Task requirements => Using the listing below, select the lines with the word "vista" and copy them.

## START Records supplied

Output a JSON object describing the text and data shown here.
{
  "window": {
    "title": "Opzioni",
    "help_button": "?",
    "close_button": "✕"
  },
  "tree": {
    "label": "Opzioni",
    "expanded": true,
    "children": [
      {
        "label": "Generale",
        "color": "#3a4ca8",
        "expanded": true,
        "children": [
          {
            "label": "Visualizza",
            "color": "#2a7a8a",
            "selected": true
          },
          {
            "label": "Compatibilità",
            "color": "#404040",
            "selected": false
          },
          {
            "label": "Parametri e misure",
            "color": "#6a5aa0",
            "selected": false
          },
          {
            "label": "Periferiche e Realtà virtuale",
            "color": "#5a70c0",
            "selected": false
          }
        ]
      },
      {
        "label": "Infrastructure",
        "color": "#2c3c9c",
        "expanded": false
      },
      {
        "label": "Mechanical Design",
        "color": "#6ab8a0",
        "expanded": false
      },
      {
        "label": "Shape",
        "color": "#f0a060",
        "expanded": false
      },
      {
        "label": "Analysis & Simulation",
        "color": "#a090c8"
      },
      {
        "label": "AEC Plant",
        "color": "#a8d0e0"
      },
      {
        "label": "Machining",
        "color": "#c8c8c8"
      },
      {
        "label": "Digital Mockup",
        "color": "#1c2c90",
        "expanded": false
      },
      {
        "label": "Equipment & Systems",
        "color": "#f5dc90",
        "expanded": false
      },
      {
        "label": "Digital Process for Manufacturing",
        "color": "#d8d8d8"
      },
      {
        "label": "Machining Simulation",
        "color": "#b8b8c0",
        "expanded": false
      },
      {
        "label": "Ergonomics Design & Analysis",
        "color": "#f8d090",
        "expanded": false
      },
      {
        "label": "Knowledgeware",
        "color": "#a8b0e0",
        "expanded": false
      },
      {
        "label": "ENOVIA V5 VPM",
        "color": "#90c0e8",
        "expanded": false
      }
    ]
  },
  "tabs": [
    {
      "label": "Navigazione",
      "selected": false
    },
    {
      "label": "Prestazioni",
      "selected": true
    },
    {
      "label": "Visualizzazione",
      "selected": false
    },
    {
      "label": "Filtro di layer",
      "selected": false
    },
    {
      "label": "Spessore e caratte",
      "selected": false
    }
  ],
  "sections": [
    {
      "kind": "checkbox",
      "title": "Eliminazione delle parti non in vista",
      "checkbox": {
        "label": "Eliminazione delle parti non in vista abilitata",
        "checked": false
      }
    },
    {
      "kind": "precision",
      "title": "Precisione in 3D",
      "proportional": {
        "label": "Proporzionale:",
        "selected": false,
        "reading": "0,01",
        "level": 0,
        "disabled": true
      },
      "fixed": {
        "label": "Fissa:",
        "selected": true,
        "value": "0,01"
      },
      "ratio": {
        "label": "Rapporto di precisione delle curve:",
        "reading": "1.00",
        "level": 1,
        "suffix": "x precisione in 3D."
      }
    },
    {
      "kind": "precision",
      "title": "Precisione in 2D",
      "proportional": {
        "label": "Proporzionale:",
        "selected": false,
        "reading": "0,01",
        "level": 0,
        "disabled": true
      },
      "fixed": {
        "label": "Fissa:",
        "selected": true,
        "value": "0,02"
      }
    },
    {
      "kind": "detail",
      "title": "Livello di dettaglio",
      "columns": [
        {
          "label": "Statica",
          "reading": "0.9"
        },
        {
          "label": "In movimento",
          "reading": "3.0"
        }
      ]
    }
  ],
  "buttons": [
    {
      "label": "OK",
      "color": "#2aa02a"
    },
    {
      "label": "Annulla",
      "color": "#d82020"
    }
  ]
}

## END Records supplied

Reply to the exercise =>
      "title": "Eliminazione delle parti non in vista",
        "label": "Eliminazione delle parti non in vista abilitata",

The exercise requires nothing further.